Stated problem:
Below are some records; retype all of them exactly.

================

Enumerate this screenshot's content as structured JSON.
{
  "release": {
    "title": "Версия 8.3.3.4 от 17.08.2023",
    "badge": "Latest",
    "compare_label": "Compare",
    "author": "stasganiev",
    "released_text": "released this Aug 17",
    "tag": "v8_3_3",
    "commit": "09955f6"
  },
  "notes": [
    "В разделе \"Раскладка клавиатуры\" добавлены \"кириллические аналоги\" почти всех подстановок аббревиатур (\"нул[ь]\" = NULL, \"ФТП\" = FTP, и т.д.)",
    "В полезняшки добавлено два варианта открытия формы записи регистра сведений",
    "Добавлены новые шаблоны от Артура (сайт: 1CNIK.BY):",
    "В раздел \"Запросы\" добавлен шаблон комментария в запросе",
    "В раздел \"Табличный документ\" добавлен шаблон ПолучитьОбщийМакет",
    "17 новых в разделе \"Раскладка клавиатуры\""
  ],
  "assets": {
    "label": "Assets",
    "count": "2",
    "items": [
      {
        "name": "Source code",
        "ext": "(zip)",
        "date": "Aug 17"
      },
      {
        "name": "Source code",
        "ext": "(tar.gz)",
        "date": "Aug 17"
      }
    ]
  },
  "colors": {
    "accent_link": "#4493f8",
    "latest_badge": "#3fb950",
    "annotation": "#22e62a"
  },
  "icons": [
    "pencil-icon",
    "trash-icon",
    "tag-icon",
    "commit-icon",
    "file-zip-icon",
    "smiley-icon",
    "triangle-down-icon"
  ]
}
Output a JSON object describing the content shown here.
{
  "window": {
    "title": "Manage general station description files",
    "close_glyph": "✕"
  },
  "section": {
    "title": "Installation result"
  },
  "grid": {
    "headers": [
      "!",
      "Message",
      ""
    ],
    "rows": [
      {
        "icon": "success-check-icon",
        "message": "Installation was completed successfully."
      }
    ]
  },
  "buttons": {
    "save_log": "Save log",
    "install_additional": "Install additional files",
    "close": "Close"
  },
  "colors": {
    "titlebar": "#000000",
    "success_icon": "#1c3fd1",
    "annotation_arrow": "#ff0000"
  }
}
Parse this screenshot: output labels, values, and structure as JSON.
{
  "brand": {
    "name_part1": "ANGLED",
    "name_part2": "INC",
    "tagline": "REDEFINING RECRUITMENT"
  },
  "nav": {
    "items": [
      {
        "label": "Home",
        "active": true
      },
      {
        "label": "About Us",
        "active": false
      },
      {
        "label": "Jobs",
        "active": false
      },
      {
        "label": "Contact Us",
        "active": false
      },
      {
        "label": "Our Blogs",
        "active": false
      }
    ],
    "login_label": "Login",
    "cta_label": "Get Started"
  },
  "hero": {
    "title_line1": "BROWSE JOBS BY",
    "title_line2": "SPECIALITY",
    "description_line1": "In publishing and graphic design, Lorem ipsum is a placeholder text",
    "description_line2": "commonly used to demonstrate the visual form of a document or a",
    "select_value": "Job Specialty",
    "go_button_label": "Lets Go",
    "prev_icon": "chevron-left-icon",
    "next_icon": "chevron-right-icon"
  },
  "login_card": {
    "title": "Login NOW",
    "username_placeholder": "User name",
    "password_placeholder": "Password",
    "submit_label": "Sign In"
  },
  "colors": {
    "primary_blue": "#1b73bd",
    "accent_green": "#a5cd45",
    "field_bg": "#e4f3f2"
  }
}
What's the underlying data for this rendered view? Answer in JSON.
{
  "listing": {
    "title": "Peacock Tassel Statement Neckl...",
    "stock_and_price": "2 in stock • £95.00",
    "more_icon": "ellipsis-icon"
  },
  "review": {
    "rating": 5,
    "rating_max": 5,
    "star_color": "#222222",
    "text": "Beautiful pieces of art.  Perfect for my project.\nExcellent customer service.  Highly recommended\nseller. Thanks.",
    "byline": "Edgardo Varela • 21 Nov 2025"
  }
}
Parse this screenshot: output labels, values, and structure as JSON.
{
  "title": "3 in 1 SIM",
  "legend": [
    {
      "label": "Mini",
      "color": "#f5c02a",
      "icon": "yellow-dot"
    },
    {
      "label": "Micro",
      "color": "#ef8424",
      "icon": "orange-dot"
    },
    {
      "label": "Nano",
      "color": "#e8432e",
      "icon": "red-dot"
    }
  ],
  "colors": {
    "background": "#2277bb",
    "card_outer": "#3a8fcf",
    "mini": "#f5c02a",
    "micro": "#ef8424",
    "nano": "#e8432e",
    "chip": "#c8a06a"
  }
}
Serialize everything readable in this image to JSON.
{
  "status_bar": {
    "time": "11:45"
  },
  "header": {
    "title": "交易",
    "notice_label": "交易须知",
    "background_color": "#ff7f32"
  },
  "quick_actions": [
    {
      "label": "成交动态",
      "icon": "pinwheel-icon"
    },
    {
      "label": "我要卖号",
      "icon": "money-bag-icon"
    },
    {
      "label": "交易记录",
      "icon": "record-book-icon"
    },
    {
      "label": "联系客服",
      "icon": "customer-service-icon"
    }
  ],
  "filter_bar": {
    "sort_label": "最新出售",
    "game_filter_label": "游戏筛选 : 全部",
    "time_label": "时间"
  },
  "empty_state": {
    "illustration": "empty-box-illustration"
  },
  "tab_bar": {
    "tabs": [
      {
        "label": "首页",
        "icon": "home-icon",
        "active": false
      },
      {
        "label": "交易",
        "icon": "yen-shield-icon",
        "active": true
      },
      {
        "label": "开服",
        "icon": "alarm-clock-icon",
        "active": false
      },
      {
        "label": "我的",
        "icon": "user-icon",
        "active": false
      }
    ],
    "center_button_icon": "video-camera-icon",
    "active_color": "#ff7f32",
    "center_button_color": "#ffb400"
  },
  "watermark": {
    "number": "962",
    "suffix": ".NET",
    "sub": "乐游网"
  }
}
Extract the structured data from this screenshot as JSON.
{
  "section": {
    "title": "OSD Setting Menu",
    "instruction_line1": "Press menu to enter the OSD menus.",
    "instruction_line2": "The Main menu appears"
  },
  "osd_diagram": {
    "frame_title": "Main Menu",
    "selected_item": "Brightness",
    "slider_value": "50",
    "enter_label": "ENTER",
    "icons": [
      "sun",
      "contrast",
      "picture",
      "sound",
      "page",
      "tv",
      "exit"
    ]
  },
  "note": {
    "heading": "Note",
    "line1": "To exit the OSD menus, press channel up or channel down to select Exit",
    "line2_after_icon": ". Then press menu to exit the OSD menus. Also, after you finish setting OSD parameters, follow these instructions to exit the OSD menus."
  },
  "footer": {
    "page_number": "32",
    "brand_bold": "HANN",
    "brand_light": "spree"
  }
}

================

Written reply:
Enumerate this screenshot's content as structured JSON.
{
  "release": {
    "title": "Версия 8.3.3.4 от 17.08.2023",
    "badge": "Latest",
    "compare_label": "Compare",
    "author": "stasganiev",
    "released_text": "released this Aug 17",
    "tag": "v8_3_3",
    "commit": "09955f6"
  },
  "notes": [
    "В разделе \"Раскладка клавиатуры\" добавлены \"кириллические аналоги\" почти всех подстановок аббревиатур (\"нул[ь]\" = NULL, \"ФТП\" = FTP, и т.д.)",
    "В полезняшки добавлено два варианта открытия формы записи регистра сведений",
    "Добавлены новые шаблоны от Артура (сайт: 1CNIK.BY):",
    "В раздел \"Запросы\" добавлен шаблон комментария в запросе",
    "В раздел \"Табличный документ\" добавлен шаблон ПолучитьОбщийМакет",
    "17 новых в разделе \"Раскладка клавиатуры\""
  ],
  "assets": {
    "label": "Assets",
    "count": "2",
    "items": [
      {
        "name": "Source code",
        "ext": "(zip)",
        "date": "Aug 17"
      },
      {
        "name": "Source code",
        "ext": "(tar.gz)",
        "date": "Aug 17"
      }
    ]
  },
  "colors": {
    "accent_link": "#4493f8",
    "latest_badge": "#3fb950",
    "annotation": "#22e62a"
  },
  "icons": [
    "pencil-icon",
    "trash-icon",
    "tag-icon",
    "commit-icon",
    "file-zip-icon",
    "smiley-icon",
    "triangle-down-icon"
  ]
}
Output a JSON object describing the content shown here.
{
  "window": {
    "title": "Manage general station description files",
    "close_glyph": "✕"
  },
  "section": {
    "title": "Installation result"
  },
  "grid": {
    "headers": [
      "!",
      "Message",
      ""
    ],
    "rows": [
      {
        "icon": "success-check-icon",
        "message": "Installation was completed successfully."
      }
    ]
  },
  "buttons": {
    "save_log": "Save log",
    "install_additional": "Install additional files",
    "close": "Close"
  },
  "colors": {
    "titlebar": "#000000",
    "success_icon": "#1c3fd1",
    "annotation_arrow": "#ff0000"
  }
}
Parse this screenshot: output labels, values, and structure as JSON.
{
  "brand": {
    "name_part1": "ANGLED",
    "name_part2": "INC",
    "tagline": "REDEFINING RECRUITMENT"
  },
  "nav": {
    "items": [
      {
        "label": "Home",
        "active": true
      },
      {
        "label": "About Us",
        "active": false
      },
      {
        "label": "Jobs",
        "active": false
      },
      {
        "label": "Contact Us",
        "active": false
      },
      {
        "label": "Our Blogs",
        "active": false
      }
    ],
    "login_label": "Login",
    "cta_label": "Get Started"
  },
  "hero": {
    "title_line1": "BROWSE JOBS BY",
    "title_line2": "SPECIALITY",
    "description_line1": "In publishing and graphic design, Lorem ipsum is a placeholder text",
    "description_line2": "commonly used to demonstrate the visual form of a document or a",
    "select_value": "Job Specialty",
    "go_button_label": "Lets Go",
    "prev_icon": "chevron-left-icon",
    "next_icon": "chevron-right-icon"
  },
  "login_card": {
    "title": "Login NOW",
    "username_placeholder": "User name",
    "password_placeholder": "Password",
    "submit_label": "Sign In"
  },
  "colors": {
    "primary_blue": "#1b73bd",
    "accent_green": "#a5cd45",
    "field_bg": "#e4f3f2"
  }
}
What's the underlying data for this rendered view? Answer in JSON.
{
  "listing": {
    "title": "Peacock Tassel Statement Neckl...",
    "stock_and_price": "2 in stock • £95.00",
    "more_icon": "ellipsis-icon"
  },
  "review": {
    "rating": 5,
    "rating_max": 5,
    "star_color": "#222222",
    "text": "Beautiful pieces of art.  Perfect for my project.\nExcellent customer service.  Highly recommended\nseller. Thanks.",
    "byline": "Edgardo Varela • 21 Nov 2025"
  }
}
Parse this screenshot: output labels, values, and structure as JSON.
{
  "title": "3 in 1 SIM",
  "legend": [
    {
      "label": "Mini",
      "color": "#f5c02a",
      "icon": "yellow-dot"
    },
    {
      "label": "Micro",
      "color": "#ef8424",
      "icon": "orange-dot"
    },
    {
      "label": "Nano",
      "color": "#e8432e",
      "icon": "red-dot"
    }
  ],
  "colors": {
    "background": "#2277bb",
    "card_outer": "#3a8fcf",
    "mini": "#f5c02a",
    "micro": "#ef8424",
    "nano": "#e8432e",
    "chip": "#c8a06a"
  }
}
Serialize everything readable in this image to JSON.
{
  "status_bar": {
    "time": "11:45"
  },
  "header": {
    "title": "交易",
    "notice_label": "交易须知",
    "background_color": "#ff7f32"
  },
  "quick_actions": [
    {
      "label": "成交动态",
      "icon": "pinwheel-icon"
    },
    {
      "label": "我要卖号",
      "icon": "money-bag-icon"
    },
    {
      "label": "交易记录",
      "icon": "record-book-icon"
    },
    {
      "label": "联系客服",
      "icon": "customer-service-icon"
    }
  ],
  "filter_bar": {
    "sort_label": "最新出售",
    "game_filter_label": "游戏筛选 : 全部",
    "time_label": "时间"
  },
  "empty_state": {
    "illustration": "empty-box-illustration"
  },
  "tab_bar": {
    "tabs": [
      {
        "label": "首页",
        "icon": "home-icon",
        "active": false
      },
      {
        "label": "交易",
        "icon": "yen-shield-icon",
        "active": true
      },
      {
        "label": "开服",
        "icon": "alarm-clock-icon",
        "active": false
      },
      {
        "label": "我的",
        "icon": "user-icon",
        "active": false
      }
    ],
    "center_button_icon": "video-camera-icon",
    "active_color": "#ff7f32",
    "center_button_color": "#ffb400"
  },
  "watermark": {
    "number": "962",
    "suffix": ".NET",
    "sub": "乐游网"
  }
}
Extract the structured data from this screenshot as JSON.
{
  "section": {
    "title": "OSD Setting Menu",
    "instruction_line1": "Press menu to enter the OSD menus.",
    "instruction_line2": "The Main menu appears"
  },
  "osd_diagram": {
    "frame_title": "Main Menu",
    "selected_item": "Brightness",
    "slider_value": "50",
    "enter_label": "ENTER",
    "icons": [
      "sun",
      "contrast",
      "picture",
      "sound",
      "page",
      "tv",
      "exit"
    ]
  },
  "note": {
    "heading": "Note",
    "line1": "To exit the OSD menus, press channel up or channel down to select Exit",
    "line2_after_icon": ". Then press menu to exit the OSD menus. Also, after you finish setting OSD parameters, follow these instructions to exit the OSD menus."
  },
  "footer": {
    "page_number": "32",
    "brand_bold": "HANN",
    "brand_light": "spree"
  }
}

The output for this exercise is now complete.